» GOAL
Below is a block of records: output all of them exactly and leave out the pictures.

» EXERCISE DATA
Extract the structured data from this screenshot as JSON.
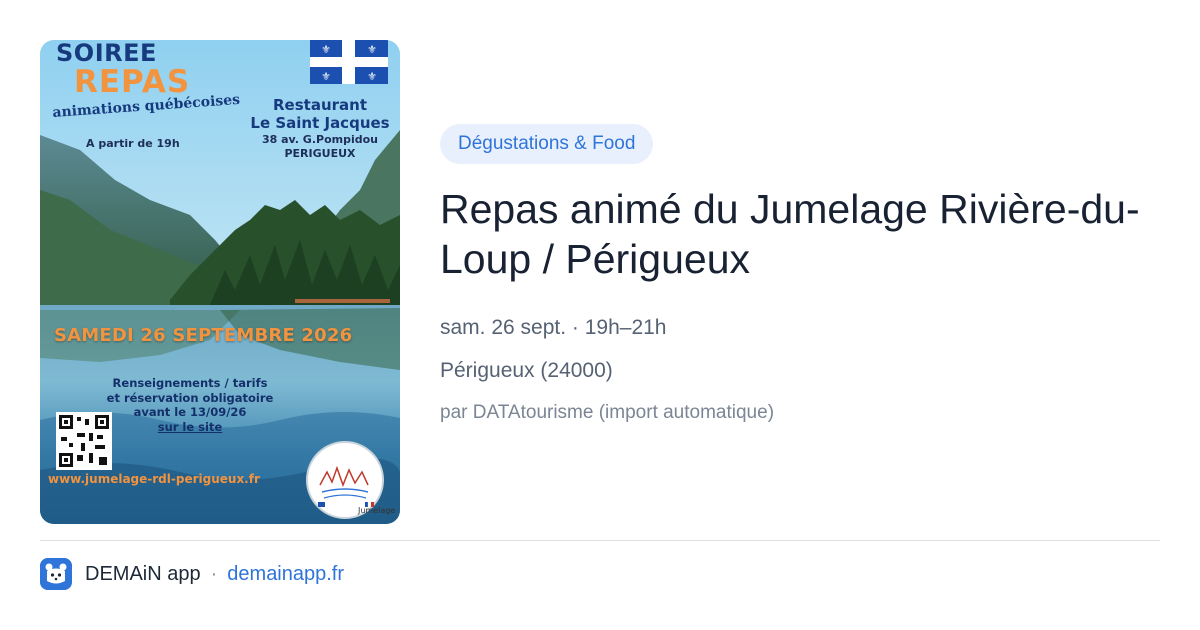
{
  "poster": {
    "title_line1": "SOIREE",
    "title_line2": "REPAS",
    "animations": "animations québécoises",
    "start_time": "A partir de 19h",
    "restaurant_label": "Restaurant",
    "restaurant_name": "Le Saint Jacques",
    "address": "38 av. G.Pompidou",
    "city": "PERIGUEUX",
    "date": "SAMEDI 26 SEPTEMBRE 2026",
    "info_line1": "Renseignements / tarifs",
    "info_line2": "et réservation obligatoire",
    "info_line3": "avant le 13/09/26",
    "info_line4": "sur le site",
    "website": "www.jumelage-rdl-perigueux.fr",
    "badge_text": "RIVIÈRE-DU-LOUP · PÉRIGUEUX",
    "badge_bottom": "Jumelage"
  },
  "event": {
    "category": "Dégustations & Food",
    "title": "Repas animé du Jumelage Rivière-du-Loup / Périgueux",
    "datetime": "sam. 26 sept. · 19h–21h",
    "location": "Périgueux (24000)",
    "source": "par DATAtourisme (import automatique)"
  },
  "footer": {
    "app_name": "DEMAiN app",
    "separator": "·",
    "domain": "demainapp.fr"
  },
  "colors": {
    "accent": "#2f74d8",
    "tag_bg": "#e8f0fd",
    "title": "#182233",
    "meta": "#566273",
    "poster_orange": "#f2933f",
    "poster_navy": "#173a7e"
  }
}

» OUTPUT OF THE TASK
Extract the structured data from this screenshot as JSON.
{
  "poster": {
    "title_line1": "SOIREE",
    "title_line2": "REPAS",
    "animations": "animations québécoises",
    "start_time": "A partir de 19h",
    "restaurant_label": "Restaurant",
    "restaurant_name": "Le Saint Jacques",
    "address": "38 av. G.Pompidou",
    "city": "PERIGUEUX",
    "date": "SAMEDI 26 SEPTEMBRE 2026",
    "info_line1": "Renseignements / tarifs",
    "info_line2": "et réservation obligatoire",
    "info_line3": "avant le 13/09/26",
    "info_line4": "sur le site",
    "website": "www.jumelage-rdl-perigueux.fr",
    "badge_text": "RIVIÈRE-DU-LOUP · PÉRIGUEUX",
    "badge_bottom": "Jumelage"
  },
  "event": {
    "category": "Dégustations & Food",
    "title": "Repas animé du Jumelage Rivière-du-Loup / Périgueux",
    "datetime": "sam. 26 sept. · 19h–21h",
    "location": "Périgueux (24000)",
    "source": "par DATAtourisme (import automatique)"
  },
  "footer": {
    "app_name": "DEMAiN app",
    "separator": "·",
    "domain": "demainapp.fr"
  },
  "colors": {
    "accent": "#2f74d8",
    "tag_bg": "#e8f0fd",
    "title": "#182233",
    "meta": "#566273",
    "poster_orange": "#f2933f",
    "poster_navy": "#173a7e"
  }
}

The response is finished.